Your instructions> Read the entries below and pull out each line with the string "text".

Data shown>
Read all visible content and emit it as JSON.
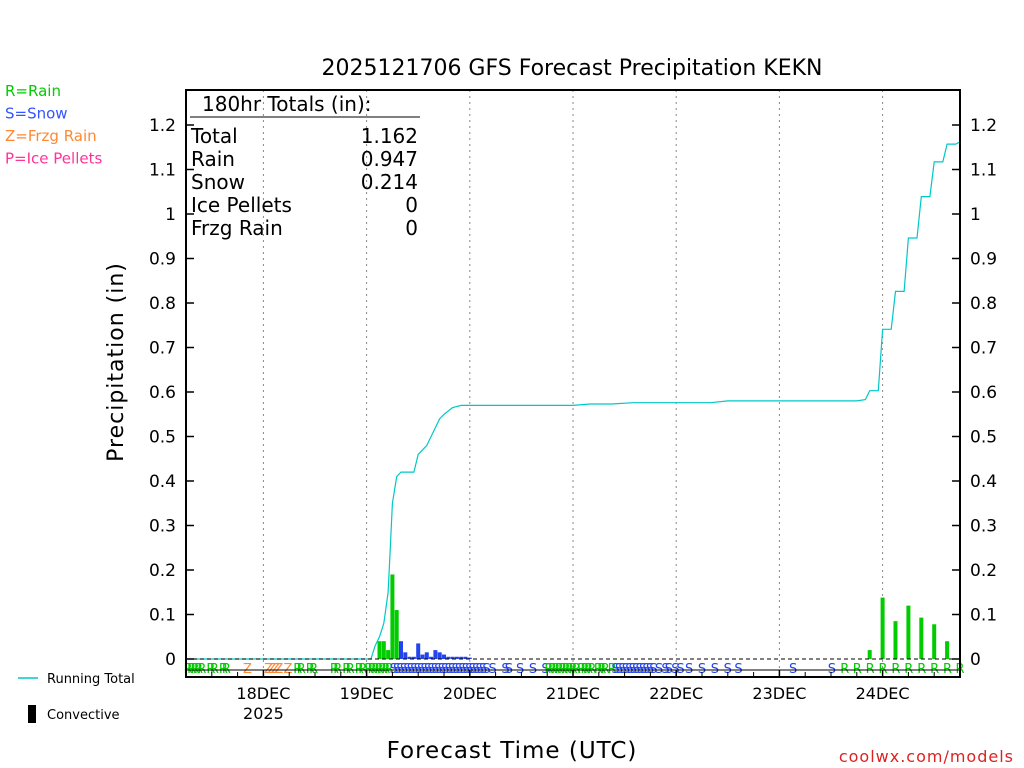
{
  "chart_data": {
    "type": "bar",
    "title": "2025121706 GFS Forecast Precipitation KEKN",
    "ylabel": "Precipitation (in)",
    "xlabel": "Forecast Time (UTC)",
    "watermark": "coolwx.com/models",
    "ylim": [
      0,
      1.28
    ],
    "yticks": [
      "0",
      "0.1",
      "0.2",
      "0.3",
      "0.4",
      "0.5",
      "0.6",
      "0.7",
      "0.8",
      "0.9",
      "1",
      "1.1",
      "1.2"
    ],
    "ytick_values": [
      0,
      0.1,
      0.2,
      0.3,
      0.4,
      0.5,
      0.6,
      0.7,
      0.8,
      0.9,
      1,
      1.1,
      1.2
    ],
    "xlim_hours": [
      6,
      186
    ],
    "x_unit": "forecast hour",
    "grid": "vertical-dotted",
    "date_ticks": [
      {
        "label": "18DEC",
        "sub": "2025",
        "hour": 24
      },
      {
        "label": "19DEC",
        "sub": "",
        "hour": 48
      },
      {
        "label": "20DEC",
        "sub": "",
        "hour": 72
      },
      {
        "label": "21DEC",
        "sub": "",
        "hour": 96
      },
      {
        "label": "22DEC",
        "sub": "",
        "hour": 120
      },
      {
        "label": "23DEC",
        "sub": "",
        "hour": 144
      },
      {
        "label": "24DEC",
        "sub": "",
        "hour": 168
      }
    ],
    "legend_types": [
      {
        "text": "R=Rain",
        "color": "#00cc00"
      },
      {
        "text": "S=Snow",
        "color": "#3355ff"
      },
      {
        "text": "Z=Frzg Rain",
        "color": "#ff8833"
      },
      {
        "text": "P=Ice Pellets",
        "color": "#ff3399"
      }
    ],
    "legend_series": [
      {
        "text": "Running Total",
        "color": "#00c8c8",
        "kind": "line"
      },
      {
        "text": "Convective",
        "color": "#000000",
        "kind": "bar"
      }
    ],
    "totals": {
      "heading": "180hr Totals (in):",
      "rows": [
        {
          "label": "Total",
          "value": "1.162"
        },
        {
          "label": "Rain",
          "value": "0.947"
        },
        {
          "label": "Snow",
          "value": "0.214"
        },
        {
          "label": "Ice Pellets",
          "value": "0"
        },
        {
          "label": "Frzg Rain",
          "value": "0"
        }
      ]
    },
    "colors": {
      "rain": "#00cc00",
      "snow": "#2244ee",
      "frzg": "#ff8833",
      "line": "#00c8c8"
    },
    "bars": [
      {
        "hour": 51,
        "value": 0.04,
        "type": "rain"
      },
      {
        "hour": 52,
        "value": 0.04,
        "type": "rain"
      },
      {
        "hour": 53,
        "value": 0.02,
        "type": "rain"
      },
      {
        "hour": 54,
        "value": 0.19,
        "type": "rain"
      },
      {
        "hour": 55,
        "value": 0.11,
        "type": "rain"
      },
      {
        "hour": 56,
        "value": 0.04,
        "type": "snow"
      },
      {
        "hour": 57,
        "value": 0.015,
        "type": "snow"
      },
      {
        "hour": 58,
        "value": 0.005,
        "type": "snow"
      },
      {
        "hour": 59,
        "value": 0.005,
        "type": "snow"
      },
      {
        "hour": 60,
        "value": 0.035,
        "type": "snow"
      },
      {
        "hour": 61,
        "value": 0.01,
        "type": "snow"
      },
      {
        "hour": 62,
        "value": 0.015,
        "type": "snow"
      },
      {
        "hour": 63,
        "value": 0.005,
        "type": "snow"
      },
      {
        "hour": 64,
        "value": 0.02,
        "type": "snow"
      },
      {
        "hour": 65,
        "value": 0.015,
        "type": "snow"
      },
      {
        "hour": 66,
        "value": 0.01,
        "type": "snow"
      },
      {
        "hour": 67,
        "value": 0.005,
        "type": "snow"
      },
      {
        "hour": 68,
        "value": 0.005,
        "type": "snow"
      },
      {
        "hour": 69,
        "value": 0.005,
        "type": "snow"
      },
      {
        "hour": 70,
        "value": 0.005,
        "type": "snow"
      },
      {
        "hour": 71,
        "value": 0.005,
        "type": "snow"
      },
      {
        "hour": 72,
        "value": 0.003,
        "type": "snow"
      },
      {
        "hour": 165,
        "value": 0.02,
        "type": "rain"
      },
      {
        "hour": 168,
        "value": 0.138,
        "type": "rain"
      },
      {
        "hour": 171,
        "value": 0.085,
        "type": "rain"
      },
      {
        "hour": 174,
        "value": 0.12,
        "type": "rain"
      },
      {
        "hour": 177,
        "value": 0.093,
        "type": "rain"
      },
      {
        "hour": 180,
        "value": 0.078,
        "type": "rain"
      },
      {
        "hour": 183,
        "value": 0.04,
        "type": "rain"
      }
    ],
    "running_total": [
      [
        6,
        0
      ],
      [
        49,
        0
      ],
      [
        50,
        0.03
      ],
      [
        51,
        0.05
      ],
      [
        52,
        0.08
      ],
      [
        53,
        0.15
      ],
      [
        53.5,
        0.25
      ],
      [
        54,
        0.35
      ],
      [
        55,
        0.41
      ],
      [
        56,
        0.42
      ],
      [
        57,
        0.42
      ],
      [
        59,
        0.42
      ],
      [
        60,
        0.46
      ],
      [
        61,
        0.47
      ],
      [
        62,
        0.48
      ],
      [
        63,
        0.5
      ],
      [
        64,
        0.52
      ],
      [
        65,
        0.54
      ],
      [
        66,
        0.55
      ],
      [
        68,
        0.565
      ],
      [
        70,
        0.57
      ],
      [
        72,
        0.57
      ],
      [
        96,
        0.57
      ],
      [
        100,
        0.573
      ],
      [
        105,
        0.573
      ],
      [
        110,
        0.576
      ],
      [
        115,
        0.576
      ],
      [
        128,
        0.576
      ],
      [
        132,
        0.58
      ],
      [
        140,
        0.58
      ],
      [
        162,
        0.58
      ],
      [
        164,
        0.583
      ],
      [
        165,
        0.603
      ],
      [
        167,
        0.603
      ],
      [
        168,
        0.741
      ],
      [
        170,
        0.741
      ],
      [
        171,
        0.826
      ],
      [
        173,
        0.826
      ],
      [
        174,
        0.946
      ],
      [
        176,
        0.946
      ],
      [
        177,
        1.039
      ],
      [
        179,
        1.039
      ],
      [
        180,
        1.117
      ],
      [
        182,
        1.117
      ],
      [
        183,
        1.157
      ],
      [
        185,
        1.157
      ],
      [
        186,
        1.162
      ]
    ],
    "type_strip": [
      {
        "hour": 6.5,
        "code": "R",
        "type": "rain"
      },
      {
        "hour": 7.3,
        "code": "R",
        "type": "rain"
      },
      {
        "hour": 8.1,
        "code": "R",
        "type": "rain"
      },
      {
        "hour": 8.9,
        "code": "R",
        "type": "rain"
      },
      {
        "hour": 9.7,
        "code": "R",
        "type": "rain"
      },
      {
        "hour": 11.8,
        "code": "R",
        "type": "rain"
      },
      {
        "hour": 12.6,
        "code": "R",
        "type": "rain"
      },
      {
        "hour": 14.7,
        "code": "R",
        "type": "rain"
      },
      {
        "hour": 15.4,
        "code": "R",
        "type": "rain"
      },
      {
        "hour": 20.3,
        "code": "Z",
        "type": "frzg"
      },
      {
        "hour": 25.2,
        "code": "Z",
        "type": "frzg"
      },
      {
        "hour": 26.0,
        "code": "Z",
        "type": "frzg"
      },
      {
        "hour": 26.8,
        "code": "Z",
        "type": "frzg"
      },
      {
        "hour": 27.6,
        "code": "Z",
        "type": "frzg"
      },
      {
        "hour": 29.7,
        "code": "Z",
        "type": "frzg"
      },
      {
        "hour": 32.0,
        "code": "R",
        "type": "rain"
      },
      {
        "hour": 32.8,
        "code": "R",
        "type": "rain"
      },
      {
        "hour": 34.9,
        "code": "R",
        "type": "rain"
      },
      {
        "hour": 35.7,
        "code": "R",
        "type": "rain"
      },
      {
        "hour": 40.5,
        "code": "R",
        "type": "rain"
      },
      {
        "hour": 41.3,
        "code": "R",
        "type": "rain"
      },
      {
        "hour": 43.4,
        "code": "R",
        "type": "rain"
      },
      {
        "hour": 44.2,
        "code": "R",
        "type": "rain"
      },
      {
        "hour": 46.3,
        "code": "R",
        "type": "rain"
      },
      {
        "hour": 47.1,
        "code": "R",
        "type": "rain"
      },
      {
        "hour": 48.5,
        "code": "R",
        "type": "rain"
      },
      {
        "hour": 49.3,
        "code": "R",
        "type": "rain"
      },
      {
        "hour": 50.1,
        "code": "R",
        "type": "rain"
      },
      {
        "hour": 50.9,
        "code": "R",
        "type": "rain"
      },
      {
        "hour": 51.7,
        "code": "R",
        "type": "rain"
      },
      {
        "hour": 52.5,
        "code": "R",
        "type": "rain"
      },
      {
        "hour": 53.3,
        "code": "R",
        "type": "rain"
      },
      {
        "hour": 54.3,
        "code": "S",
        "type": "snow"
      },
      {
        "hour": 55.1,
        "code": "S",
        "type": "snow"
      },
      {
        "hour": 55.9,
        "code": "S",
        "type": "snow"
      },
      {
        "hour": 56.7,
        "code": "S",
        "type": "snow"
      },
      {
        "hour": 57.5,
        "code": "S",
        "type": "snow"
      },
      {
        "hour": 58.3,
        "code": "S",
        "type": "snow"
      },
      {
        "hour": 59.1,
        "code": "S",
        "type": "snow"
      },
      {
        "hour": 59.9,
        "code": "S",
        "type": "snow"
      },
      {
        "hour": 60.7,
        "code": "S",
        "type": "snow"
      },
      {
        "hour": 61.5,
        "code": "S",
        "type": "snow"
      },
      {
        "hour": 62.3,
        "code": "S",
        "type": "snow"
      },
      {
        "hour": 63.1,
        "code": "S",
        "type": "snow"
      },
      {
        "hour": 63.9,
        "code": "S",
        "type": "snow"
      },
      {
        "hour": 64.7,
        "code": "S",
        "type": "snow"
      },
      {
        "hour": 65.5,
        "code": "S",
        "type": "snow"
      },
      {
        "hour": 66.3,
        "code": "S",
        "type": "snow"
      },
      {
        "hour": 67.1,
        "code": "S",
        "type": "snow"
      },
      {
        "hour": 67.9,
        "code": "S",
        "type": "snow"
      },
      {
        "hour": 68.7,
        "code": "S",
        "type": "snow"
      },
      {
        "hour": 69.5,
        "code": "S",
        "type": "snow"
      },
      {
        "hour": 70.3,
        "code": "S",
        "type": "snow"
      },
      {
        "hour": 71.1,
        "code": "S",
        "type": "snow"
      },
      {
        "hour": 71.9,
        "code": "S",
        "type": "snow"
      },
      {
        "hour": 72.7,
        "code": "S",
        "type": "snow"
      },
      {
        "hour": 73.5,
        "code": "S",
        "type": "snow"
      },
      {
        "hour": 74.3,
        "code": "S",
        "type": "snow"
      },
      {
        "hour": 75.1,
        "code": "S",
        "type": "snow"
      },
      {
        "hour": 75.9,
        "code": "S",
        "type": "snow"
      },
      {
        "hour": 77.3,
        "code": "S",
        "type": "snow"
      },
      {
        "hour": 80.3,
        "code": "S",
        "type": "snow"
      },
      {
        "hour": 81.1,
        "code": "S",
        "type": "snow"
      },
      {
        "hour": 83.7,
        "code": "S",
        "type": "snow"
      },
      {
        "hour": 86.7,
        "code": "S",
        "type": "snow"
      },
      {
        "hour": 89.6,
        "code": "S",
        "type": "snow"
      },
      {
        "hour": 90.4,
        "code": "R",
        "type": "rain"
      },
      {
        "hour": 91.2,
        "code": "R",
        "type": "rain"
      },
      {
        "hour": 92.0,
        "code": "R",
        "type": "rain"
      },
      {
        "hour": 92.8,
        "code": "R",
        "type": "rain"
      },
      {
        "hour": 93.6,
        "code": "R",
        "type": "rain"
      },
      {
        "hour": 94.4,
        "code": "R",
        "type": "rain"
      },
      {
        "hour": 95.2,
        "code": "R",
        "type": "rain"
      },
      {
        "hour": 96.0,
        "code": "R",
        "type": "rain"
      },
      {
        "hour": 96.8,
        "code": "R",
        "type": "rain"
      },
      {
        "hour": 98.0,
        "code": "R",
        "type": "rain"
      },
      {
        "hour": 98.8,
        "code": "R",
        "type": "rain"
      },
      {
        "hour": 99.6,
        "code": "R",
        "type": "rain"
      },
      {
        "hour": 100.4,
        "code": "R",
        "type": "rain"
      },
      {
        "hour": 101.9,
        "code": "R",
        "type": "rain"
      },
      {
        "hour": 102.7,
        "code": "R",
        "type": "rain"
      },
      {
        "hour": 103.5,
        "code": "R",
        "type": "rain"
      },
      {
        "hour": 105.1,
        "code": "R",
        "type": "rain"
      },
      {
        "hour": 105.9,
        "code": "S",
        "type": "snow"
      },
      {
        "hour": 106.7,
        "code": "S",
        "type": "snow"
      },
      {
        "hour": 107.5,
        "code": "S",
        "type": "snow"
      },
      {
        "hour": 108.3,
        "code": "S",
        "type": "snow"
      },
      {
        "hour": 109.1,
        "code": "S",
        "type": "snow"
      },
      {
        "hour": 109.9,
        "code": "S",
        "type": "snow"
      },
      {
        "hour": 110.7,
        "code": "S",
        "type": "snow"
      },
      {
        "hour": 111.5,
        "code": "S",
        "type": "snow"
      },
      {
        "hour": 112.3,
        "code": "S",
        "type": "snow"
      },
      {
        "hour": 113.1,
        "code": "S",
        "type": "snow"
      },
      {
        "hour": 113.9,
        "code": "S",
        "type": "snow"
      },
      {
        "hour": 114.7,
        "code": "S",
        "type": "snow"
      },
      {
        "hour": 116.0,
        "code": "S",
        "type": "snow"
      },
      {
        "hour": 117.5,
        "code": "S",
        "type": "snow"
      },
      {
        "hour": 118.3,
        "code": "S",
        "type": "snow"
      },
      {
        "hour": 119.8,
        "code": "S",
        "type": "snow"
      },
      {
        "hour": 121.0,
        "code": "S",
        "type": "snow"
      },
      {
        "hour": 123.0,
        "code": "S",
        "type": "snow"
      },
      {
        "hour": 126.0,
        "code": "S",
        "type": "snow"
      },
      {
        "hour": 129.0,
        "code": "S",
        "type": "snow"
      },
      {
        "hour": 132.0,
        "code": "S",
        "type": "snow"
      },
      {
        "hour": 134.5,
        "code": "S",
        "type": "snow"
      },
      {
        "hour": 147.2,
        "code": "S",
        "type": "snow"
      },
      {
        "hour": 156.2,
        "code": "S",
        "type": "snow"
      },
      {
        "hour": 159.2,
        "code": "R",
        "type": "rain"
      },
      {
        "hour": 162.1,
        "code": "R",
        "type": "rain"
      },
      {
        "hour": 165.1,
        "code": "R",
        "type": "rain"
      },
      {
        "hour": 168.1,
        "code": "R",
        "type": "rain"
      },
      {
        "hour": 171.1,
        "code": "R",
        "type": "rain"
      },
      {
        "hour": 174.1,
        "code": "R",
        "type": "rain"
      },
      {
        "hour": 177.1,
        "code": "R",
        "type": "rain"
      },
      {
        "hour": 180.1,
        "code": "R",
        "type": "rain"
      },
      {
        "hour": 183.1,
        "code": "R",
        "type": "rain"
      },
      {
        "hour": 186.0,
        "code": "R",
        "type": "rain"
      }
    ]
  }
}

Response to the task>
        "text": "R=Rain",
        "text": "S=Snow",
        "text": "Z=Frzg Rain",
        "text": "P=Ice Pellets",
        "text": "Running Total",
        "text": "Convective",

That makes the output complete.